# SUPPLIED DATA
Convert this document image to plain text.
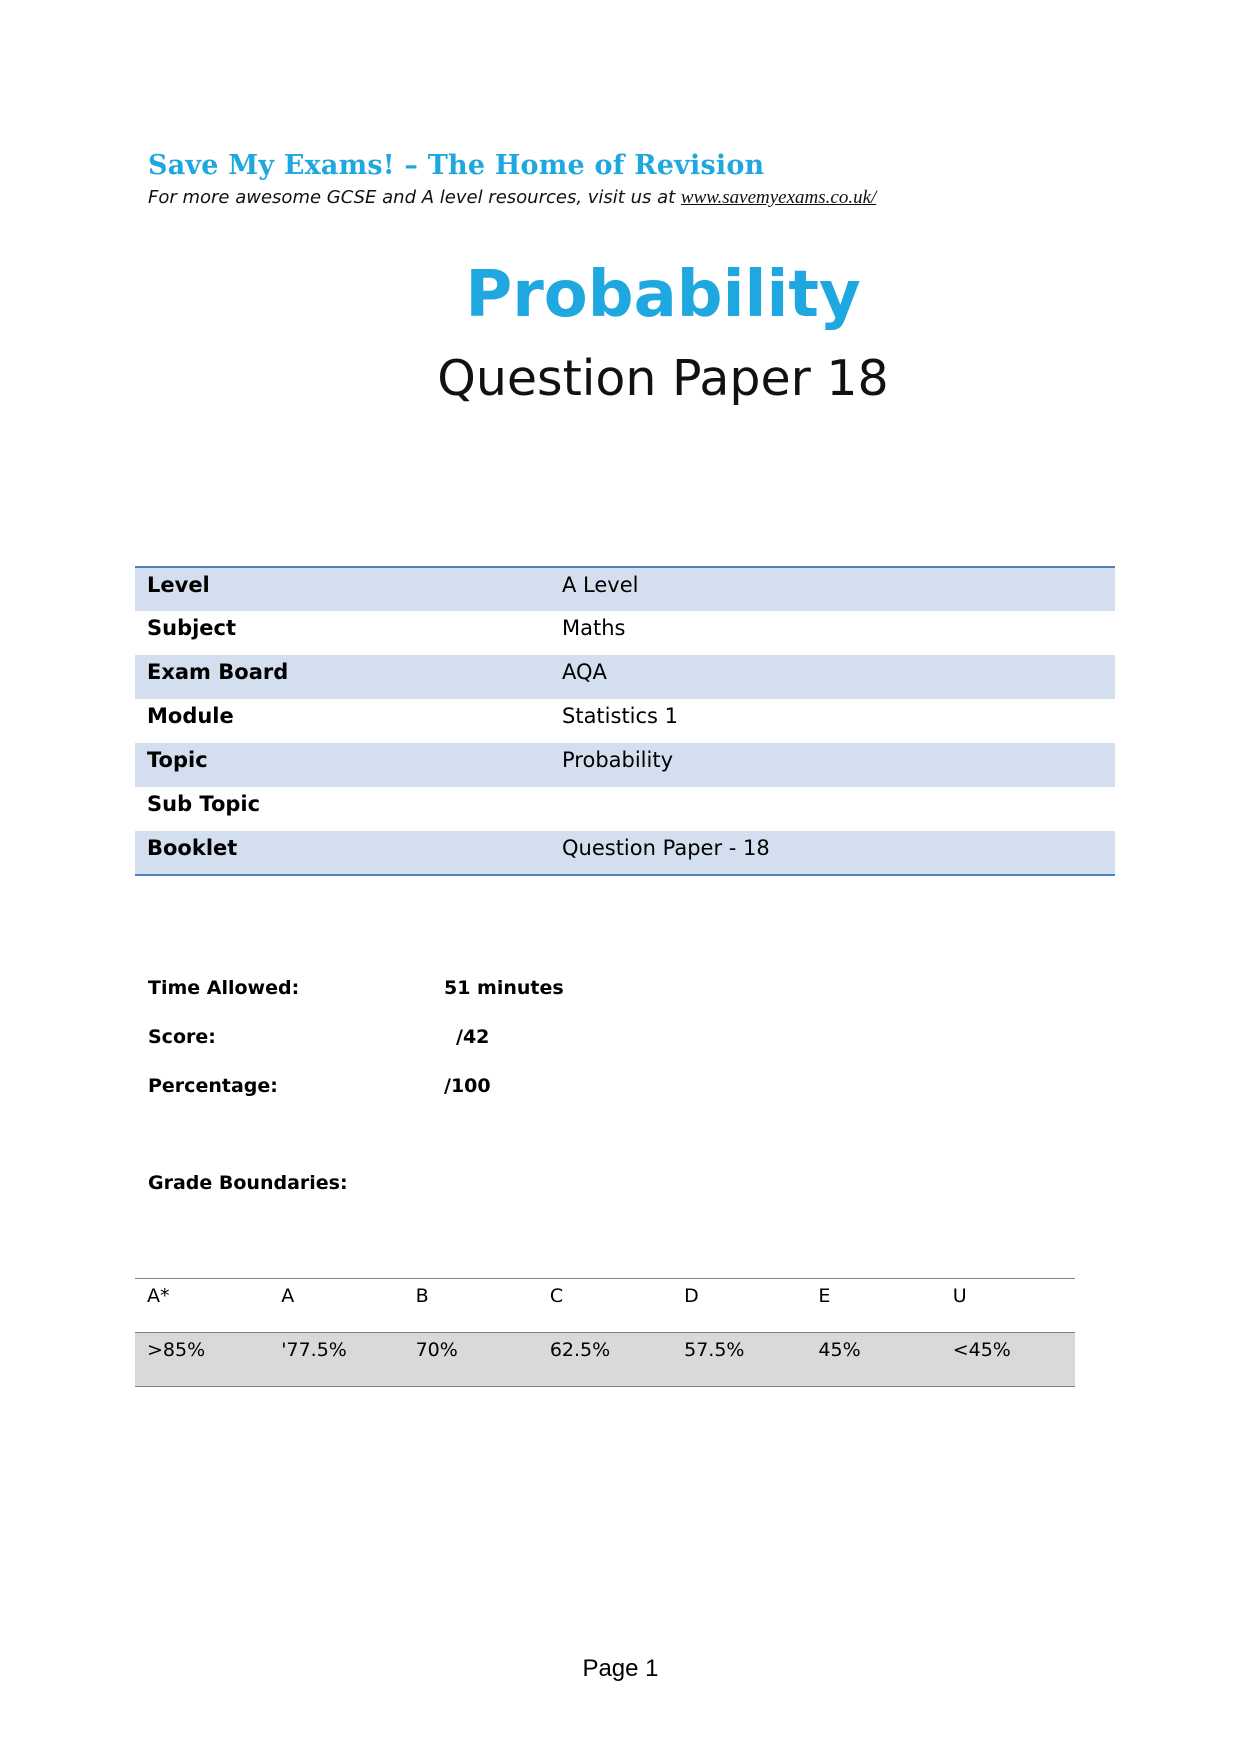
Save My Exams! – The Home of Revision
For more awesome GCSE and A level resources, visit us at www.savemyexams.co.uk/
Probability
Question Paper 18
Level	A Level
Subject	Maths
Exam Board	AQA
Module	Statistics 1
Topic	Probability
Sub Topic	
Booklet	Question Paper - 18
Time Allowed:	51 minutes
Score:	/42
Percentage:	/100
Grade Boundaries:
A*	A	B	C	D	E	U
>85%	'77.5%	70%	62.5%	57.5%	45%	<45%
Page 1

# WRITTEN INSTRUCTION
Repeat the records above exactly, leaving out any pictures they contain.

# EXERCISE SOLUTION
Convert this document image to plain text.
Save My Exams! – The Home of Revision
For more awesome GCSE and A level resources, visit us at www.savemyexams.co.uk/
Probability
Question Paper 18
Level	A Level
Subject	Maths
Exam Board	AQA
Module	Statistics 1
Topic	Probability
Sub Topic	
Booklet	Question Paper - 18
Time Allowed:	51 minutes
Score:	/42
Percentage:	/100
Grade Boundaries:
A*	A	B	C	D	E	U
>85%	'77.5%	70%	62.5%	57.5%	45%	<45%
Page 1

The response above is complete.